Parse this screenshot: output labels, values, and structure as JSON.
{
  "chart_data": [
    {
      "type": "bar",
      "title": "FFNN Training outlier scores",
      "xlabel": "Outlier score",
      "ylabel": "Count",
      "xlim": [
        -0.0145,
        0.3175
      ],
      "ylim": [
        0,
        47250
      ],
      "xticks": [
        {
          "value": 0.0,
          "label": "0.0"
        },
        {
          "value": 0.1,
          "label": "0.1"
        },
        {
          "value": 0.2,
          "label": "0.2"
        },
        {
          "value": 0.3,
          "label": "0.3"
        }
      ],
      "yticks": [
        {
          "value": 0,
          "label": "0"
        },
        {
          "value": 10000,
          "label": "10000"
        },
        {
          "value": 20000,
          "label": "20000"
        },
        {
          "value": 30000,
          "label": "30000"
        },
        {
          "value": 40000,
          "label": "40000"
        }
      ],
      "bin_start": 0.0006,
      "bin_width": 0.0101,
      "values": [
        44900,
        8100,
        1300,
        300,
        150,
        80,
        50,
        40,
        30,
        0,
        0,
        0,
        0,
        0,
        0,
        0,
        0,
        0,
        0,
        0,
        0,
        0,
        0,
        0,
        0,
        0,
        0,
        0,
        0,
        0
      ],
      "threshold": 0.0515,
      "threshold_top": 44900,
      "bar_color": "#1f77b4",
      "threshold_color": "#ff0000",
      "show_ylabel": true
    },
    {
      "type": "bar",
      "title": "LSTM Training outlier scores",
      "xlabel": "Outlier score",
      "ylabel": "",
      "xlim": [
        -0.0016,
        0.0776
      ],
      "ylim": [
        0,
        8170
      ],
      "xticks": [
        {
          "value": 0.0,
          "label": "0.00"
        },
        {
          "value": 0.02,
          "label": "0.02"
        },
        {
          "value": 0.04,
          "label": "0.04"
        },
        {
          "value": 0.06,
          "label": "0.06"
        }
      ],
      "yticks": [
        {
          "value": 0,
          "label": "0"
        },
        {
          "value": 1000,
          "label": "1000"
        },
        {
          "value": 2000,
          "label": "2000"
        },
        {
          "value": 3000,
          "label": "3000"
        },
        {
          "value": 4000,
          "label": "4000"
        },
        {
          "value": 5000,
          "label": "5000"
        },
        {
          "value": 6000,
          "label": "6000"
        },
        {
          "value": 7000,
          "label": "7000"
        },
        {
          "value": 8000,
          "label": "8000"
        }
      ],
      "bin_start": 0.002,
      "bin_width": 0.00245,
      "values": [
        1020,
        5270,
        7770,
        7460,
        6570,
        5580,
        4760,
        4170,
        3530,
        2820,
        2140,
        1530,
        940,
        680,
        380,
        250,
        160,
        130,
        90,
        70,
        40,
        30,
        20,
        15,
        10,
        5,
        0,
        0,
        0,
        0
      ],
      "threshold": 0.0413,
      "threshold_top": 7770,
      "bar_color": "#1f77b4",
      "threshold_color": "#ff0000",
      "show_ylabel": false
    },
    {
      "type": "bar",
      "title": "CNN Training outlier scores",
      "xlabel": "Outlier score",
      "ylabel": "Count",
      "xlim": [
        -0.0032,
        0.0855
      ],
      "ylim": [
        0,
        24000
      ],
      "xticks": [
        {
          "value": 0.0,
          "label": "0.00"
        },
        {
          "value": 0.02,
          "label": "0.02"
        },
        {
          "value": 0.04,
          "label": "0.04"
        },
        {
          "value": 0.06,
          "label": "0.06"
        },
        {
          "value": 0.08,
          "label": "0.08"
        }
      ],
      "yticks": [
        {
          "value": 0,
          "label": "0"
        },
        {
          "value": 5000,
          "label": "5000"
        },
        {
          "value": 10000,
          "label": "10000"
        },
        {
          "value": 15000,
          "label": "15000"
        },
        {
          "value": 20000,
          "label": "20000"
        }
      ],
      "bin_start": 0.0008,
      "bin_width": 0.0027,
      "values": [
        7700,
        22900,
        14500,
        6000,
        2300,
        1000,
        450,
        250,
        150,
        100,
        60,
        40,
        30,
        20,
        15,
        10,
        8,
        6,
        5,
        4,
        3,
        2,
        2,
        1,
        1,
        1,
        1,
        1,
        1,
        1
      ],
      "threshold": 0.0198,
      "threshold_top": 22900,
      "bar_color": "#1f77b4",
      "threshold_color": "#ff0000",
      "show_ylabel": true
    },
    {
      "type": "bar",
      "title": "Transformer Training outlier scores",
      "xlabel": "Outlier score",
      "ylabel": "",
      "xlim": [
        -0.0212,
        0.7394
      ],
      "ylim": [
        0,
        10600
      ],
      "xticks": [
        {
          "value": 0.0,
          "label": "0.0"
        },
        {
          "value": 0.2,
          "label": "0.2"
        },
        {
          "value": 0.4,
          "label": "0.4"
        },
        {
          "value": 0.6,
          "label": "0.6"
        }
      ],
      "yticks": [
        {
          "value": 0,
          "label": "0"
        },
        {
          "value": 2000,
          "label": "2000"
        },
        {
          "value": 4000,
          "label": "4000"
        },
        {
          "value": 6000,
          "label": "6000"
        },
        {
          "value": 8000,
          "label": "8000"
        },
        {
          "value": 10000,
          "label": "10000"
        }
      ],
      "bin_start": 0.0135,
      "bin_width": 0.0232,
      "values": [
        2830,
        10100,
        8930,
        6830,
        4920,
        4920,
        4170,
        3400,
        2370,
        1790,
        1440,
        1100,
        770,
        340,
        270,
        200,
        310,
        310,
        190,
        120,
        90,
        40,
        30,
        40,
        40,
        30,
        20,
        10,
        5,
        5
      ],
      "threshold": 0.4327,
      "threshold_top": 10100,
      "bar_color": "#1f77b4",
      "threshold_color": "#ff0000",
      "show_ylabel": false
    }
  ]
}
☆ ☆ ☆ ☆
Lines that include the word "Training" — how many are there in the data? Answer with the number alone.

TASK ANSWER:
4